- **Direction**: Below is a block of records; repeat each one exactly.

- **Given records**:
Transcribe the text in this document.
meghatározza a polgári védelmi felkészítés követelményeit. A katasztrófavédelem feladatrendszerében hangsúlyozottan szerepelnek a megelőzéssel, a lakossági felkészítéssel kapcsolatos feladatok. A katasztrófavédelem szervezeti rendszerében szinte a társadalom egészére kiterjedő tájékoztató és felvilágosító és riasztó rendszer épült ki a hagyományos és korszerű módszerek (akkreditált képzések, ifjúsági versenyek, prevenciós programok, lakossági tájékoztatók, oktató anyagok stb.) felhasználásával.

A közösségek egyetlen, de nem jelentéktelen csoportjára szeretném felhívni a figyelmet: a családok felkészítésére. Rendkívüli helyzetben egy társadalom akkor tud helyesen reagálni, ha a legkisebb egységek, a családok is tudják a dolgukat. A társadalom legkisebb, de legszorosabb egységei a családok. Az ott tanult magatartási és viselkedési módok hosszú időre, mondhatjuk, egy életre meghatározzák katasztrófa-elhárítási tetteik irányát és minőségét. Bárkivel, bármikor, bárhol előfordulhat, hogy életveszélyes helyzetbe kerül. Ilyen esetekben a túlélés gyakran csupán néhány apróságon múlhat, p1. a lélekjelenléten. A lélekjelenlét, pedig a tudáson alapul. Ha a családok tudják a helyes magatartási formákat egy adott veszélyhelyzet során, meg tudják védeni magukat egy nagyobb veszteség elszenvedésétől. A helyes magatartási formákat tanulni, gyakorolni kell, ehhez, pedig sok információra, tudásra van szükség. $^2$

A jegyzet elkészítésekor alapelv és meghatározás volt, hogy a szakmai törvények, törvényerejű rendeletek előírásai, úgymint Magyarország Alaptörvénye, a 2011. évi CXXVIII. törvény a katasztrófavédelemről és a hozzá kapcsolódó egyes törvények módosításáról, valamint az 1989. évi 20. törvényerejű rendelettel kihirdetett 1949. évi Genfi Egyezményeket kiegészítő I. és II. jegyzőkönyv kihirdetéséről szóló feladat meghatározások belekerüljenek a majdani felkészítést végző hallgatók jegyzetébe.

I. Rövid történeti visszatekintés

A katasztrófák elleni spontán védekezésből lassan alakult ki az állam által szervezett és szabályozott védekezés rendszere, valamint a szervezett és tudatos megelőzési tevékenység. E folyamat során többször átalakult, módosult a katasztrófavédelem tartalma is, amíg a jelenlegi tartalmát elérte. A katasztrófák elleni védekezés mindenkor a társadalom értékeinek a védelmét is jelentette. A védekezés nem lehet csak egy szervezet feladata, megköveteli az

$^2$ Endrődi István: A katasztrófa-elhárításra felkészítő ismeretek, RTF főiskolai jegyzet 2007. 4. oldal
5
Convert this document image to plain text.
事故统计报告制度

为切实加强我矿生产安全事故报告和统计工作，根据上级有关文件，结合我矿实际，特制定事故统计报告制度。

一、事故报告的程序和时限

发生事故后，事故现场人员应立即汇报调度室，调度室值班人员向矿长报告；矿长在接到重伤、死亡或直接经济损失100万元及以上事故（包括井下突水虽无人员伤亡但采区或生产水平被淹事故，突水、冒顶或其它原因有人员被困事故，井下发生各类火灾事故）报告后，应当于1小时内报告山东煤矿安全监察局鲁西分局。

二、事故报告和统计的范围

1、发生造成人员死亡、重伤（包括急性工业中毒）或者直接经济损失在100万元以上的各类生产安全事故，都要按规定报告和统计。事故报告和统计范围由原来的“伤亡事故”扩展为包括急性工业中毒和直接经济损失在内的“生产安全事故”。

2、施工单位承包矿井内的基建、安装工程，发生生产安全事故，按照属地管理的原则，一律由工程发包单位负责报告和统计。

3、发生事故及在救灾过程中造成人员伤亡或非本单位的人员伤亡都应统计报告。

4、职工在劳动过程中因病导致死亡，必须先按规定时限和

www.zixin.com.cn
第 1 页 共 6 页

- **Reply**:
Transcribe the text in this document.
meghatározza a polgári védelmi felkészítés követelményeit. A katasztrófavédelem feladatrendszerében hangsúlyozottan szerepelnek a megelőzéssel, a lakossági felkészítéssel kapcsolatos feladatok. A katasztrófavédelem szervezeti rendszerében szinte a társadalom egészére kiterjedő tájékoztató és felvilágosító és riasztó rendszer épült ki a hagyományos és korszerű módszerek (akkreditált képzések, ifjúsági versenyek, prevenciós programok, lakossági tájékoztatók, oktató anyagok stb.) felhasználásával.

A közösségek egyetlen, de nem jelentéktelen csoportjára szeretném felhívni a figyelmet: a családok felkészítésére. Rendkívüli helyzetben egy társadalom akkor tud helyesen reagálni, ha a legkisebb egységek, a családok is tudják a dolgukat. A társadalom legkisebb, de legszorosabb egységei a családok. Az ott tanult magatartási és viselkedési módok hosszú időre, mondhatjuk, egy életre meghatározzák katasztrófa-elhárítási tetteik irányát és minőségét. Bárkivel, bármikor, bárhol előfordulhat, hogy életveszélyes helyzetbe kerül. Ilyen esetekben a túlélés gyakran csupán néhány apróságon múlhat, p1. a lélekjelenléten. A lélekjelenlét, pedig a tudáson alapul. Ha a családok tudják a helyes magatartási formákat egy adott veszélyhelyzet során, meg tudják védeni magukat egy nagyobb veszteség elszenvedésétől. A helyes magatartási formákat tanulni, gyakorolni kell, ehhez, pedig sok információra, tudásra van szükség. $^2$

A jegyzet elkészítésekor alapelv és meghatározás volt, hogy a szakmai törvények, törvényerejű rendeletek előírásai, úgymint Magyarország Alaptörvénye, a 2011. évi CXXVIII. törvény a katasztrófavédelemről és a hozzá kapcsolódó egyes törvények módosításáról, valamint az 1989. évi 20. törvényerejű rendelettel kihirdetett 1949. évi Genfi Egyezményeket kiegészítő I. és II. jegyzőkönyv kihirdetéséről szóló feladat meghatározások belekerüljenek a majdani felkészítést végző hallgatók jegyzetébe.

I. Rövid történeti visszatekintés

A katasztrófák elleni spontán védekezésből lassan alakult ki az állam által szervezett és szabályozott védekezés rendszere, valamint a szervezett és tudatos megelőzési tevékenység. E folyamat során többször átalakult, módosult a katasztrófavédelem tartalma is, amíg a jelenlegi tartalmát elérte. A katasztrófák elleni védekezés mindenkor a társadalom értékeinek a védelmét is jelentette. A védekezés nem lehet csak egy szervezet feladata, megköveteli az

$^2$ Endrődi István: A katasztrófa-elhárításra felkészítő ismeretek, RTF főiskolai jegyzet 2007. 4. oldal
5
Convert this document image to plain text.
事故统计报告制度

为切实加强我矿生产安全事故报告和统计工作，根据上级有关文件，结合我矿实际，特制定事故统计报告制度。

一、事故报告的程序和时限

发生事故后，事故现场人员应立即汇报调度室，调度室值班人员向矿长报告；矿长在接到重伤、死亡或直接经济损失100万元及以上事故（包括井下突水虽无人员伤亡但采区或生产水平被淹事故，突水、冒顶或其它原因有人员被困事故，井下发生各类火灾事故）报告后，应当于1小时内报告山东煤矿安全监察局鲁西分局。

二、事故报告和统计的范围

1、发生造成人员死亡、重伤（包括急性工业中毒）或者直接经济损失在100万元以上的各类生产安全事故，都要按规定报告和统计。事故报告和统计范围由原来的“伤亡事故”扩展为包括急性工业中毒和直接经济损失在内的“生产安全事故”。

2、施工单位承包矿井内的基建、安装工程，发生生产安全事故，按照属地管理的原则，一律由工程发包单位负责报告和统计。

3、发生事故及在救灾过程中造成人员伤亡或非本单位的人员伤亡都应统计报告。

4、职工在劳动过程中因病导致死亡，必须先按规定时限和

www.zixin.com.cn
第 1 页 共 6 页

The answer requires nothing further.